= WHAT IS ASKED =
What follows is a block of records; restate each one word for word.

### DATA ENTRIES ###

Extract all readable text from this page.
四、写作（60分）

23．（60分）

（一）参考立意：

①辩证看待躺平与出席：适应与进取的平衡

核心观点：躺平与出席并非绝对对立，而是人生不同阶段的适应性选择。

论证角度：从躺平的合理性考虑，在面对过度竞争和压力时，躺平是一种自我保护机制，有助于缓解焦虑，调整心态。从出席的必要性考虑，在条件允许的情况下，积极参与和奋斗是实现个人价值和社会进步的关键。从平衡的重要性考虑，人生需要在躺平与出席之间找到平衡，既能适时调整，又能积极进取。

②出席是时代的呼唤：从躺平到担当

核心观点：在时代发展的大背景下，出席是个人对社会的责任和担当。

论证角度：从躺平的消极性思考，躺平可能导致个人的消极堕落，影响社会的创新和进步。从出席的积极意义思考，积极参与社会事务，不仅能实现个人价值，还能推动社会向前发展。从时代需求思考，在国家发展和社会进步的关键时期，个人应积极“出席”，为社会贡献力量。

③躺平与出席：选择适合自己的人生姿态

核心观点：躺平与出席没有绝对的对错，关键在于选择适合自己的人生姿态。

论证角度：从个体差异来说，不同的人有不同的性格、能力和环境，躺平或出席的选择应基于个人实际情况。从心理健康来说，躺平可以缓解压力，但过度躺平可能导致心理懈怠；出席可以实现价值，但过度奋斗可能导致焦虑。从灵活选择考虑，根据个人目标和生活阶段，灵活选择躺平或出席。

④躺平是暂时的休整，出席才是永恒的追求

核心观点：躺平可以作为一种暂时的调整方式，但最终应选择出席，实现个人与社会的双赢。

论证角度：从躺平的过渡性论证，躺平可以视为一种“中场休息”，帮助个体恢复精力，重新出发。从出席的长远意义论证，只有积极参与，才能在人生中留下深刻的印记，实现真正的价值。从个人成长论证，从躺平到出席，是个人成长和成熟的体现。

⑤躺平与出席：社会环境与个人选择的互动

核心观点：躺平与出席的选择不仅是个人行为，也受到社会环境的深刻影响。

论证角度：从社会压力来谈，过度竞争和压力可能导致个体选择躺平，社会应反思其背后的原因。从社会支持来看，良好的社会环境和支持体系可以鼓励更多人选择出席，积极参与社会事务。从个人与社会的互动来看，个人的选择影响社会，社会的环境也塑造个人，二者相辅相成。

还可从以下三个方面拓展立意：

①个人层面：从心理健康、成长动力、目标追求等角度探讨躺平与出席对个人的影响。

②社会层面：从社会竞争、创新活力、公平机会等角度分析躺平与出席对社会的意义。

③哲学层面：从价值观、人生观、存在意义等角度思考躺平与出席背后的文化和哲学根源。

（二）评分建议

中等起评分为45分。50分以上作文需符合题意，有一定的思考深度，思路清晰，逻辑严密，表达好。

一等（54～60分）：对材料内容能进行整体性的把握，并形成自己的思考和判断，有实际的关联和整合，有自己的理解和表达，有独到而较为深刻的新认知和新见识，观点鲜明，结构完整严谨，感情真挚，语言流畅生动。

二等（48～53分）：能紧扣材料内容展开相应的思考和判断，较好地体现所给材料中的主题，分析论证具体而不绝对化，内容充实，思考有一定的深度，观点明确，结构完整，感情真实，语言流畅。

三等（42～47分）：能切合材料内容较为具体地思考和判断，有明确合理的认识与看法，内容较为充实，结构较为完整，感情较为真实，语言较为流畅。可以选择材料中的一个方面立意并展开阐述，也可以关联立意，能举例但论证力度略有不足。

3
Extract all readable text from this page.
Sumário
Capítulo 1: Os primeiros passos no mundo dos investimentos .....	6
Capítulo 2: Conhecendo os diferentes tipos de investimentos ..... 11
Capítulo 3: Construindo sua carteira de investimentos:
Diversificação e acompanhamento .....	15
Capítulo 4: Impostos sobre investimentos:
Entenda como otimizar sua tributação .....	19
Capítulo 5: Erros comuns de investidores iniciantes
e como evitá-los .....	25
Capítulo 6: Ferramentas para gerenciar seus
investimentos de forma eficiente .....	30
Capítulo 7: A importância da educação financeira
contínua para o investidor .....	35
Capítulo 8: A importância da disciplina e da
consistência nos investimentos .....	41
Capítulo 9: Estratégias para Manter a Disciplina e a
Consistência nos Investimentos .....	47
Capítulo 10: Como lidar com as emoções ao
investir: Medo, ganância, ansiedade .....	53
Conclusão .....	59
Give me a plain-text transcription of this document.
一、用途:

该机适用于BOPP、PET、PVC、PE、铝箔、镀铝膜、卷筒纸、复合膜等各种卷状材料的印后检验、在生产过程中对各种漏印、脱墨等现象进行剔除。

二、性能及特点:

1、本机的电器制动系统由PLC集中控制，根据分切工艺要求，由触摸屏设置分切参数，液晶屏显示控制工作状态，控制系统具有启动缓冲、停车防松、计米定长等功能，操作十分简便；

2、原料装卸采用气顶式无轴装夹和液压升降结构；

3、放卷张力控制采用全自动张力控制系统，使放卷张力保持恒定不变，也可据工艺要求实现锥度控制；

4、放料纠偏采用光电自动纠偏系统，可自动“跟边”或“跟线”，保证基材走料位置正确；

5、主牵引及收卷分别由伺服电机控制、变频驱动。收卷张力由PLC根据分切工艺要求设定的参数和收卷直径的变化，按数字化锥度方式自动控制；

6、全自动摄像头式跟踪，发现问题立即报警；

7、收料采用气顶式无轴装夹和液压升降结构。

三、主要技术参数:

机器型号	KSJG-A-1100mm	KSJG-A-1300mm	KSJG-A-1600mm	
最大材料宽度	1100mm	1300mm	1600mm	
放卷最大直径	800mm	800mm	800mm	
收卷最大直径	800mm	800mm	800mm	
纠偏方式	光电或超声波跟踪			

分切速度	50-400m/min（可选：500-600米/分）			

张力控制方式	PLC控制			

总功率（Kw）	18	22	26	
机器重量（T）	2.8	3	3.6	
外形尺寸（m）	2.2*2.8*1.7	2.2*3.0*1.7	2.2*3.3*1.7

###

= TASK RESPONSE =
Extract all readable text from this page.
四、写作（60分）

23．（60分）

（一）参考立意：

①辩证看待躺平与出席：适应与进取的平衡

核心观点：躺平与出席并非绝对对立，而是人生不同阶段的适应性选择。

论证角度：从躺平的合理性考虑，在面对过度竞争和压力时，躺平是一种自我保护机制，有助于缓解焦虑，调整心态。从出席的必要性考虑，在条件允许的情况下，积极参与和奋斗是实现个人价值和社会进步的关键。从平衡的重要性考虑，人生需要在躺平与出席之间找到平衡，既能适时调整，又能积极进取。

②出席是时代的呼唤：从躺平到担当

核心观点：在时代发展的大背景下，出席是个人对社会的责任和担当。

论证角度：从躺平的消极性思考，躺平可能导致个人的消极堕落，影响社会的创新和进步。从出席的积极意义思考，积极参与社会事务，不仅能实现个人价值，还能推动社会向前发展。从时代需求思考，在国家发展和社会进步的关键时期，个人应积极“出席”，为社会贡献力量。

③躺平与出席：选择适合自己的人生姿态

核心观点：躺平与出席没有绝对的对错，关键在于选择适合自己的人生姿态。

论证角度：从个体差异来说，不同的人有不同的性格、能力和环境，躺平或出席的选择应基于个人实际情况。从心理健康来说，躺平可以缓解压力，但过度躺平可能导致心理懈怠；出席可以实现价值，但过度奋斗可能导致焦虑。从灵活选择考虑，根据个人目标和生活阶段，灵活选择躺平或出席。

④躺平是暂时的休整，出席才是永恒的追求

核心观点：躺平可以作为一种暂时的调整方式，但最终应选择出席，实现个人与社会的双赢。

论证角度：从躺平的过渡性论证，躺平可以视为一种“中场休息”，帮助个体恢复精力，重新出发。从出席的长远意义论证，只有积极参与，才能在人生中留下深刻的印记，实现真正的价值。从个人成长论证，从躺平到出席，是个人成长和成熟的体现。

⑤躺平与出席：社会环境与个人选择的互动

核心观点：躺平与出席的选择不仅是个人行为，也受到社会环境的深刻影响。

论证角度：从社会压力来谈，过度竞争和压力可能导致个体选择躺平，社会应反思其背后的原因。从社会支持来看，良好的社会环境和支持体系可以鼓励更多人选择出席，积极参与社会事务。从个人与社会的互动来看，个人的选择影响社会，社会的环境也塑造个人，二者相辅相成。

还可从以下三个方面拓展立意：

①个人层面：从心理健康、成长动力、目标追求等角度探讨躺平与出席对个人的影响。

②社会层面：从社会竞争、创新活力、公平机会等角度分析躺平与出席对社会的意义。

③哲学层面：从价值观、人生观、存在意义等角度思考躺平与出席背后的文化和哲学根源。

（二）评分建议

中等起评分为45分。50分以上作文需符合题意，有一定的思考深度，思路清晰，逻辑严密，表达好。

一等（54～60分）：对材料内容能进行整体性的把握，并形成自己的思考和判断，有实际的关联和整合，有自己的理解和表达，有独到而较为深刻的新认知和新见识，观点鲜明，结构完整严谨，感情真挚，语言流畅生动。

二等（48～53分）：能紧扣材料内容展开相应的思考和判断，较好地体现所给材料中的主题，分析论证具体而不绝对化，内容充实，思考有一定的深度，观点明确，结构完整，感情真实，语言流畅。

三等（42～47分）：能切合材料内容较为具体地思考和判断，有明确合理的认识与看法，内容较为充实，结构较为完整，感情较为真实，语言较为流畅。可以选择材料中的一个方面立意并展开阐述，也可以关联立意，能举例但论证力度略有不足。

3
Extract all readable text from this page.
Sumário
Capítulo 1: Os primeiros passos no mundo dos investimentos .....	6
Capítulo 2: Conhecendo os diferentes tipos de investimentos ..... 11
Capítulo 3: Construindo sua carteira de investimentos:
Diversificação e acompanhamento .....	15
Capítulo 4: Impostos sobre investimentos:
Entenda como otimizar sua tributação .....	19
Capítulo 5: Erros comuns de investidores iniciantes
e como evitá-los .....	25
Capítulo 6: Ferramentas para gerenciar seus
investimentos de forma eficiente .....	30
Capítulo 7: A importância da educação financeira
contínua para o investidor .....	35
Capítulo 8: A importância da disciplina e da
consistência nos investimentos .....	41
Capítulo 9: Estratégias para Manter a Disciplina e a
Consistência nos Investimentos .....	47
Capítulo 10: Como lidar com as emoções ao
investir: Medo, ganância, ansiedade .....	53
Conclusão .....	59
Give me a plain-text transcription of this document.
一、用途:

该机适用于BOPP、PET、PVC、PE、铝箔、镀铝膜、卷筒纸、复合膜等各种卷状材料的印后检验、在生产过程中对各种漏印、脱墨等现象进行剔除。

二、性能及特点:

1、本机的电器制动系统由PLC集中控制，根据分切工艺要求，由触摸屏设置分切参数，液晶屏显示控制工作状态，控制系统具有启动缓冲、停车防松、计米定长等功能，操作十分简便；

2、原料装卸采用气顶式无轴装夹和液压升降结构；

3、放卷张力控制采用全自动张力控制系统，使放卷张力保持恒定不变，也可据工艺要求实现锥度控制；

4、放料纠偏采用光电自动纠偏系统，可自动“跟边”或“跟线”，保证基材走料位置正确；

5、主牵引及收卷分别由伺服电机控制、变频驱动。收卷张力由PLC根据分切工艺要求设定的参数和收卷直径的变化，按数字化锥度方式自动控制；

6、全自动摄像头式跟踪，发现问题立即报警；

7、收料采用气顶式无轴装夹和液压升降结构。

三、主要技术参数:

机器型号	KSJG-A-1100mm	KSJG-A-1300mm	KSJG-A-1600mm	
最大材料宽度	1100mm	1300mm	1600mm	
放卷最大直径	800mm	800mm	800mm	
收卷最大直径	800mm	800mm	800mm	
纠偏方式	光电或超声波跟踪			

分切速度	50-400m/min（可选：500-600米/分）			

张力控制方式	PLC控制			

总功率（Kw）	18	22	26	
机器重量（T）	2.8	3	3.6	
外形尺寸（m）	2.2*2.8*1.7	2.2*3.0*1.7	2.2*3.3*1.7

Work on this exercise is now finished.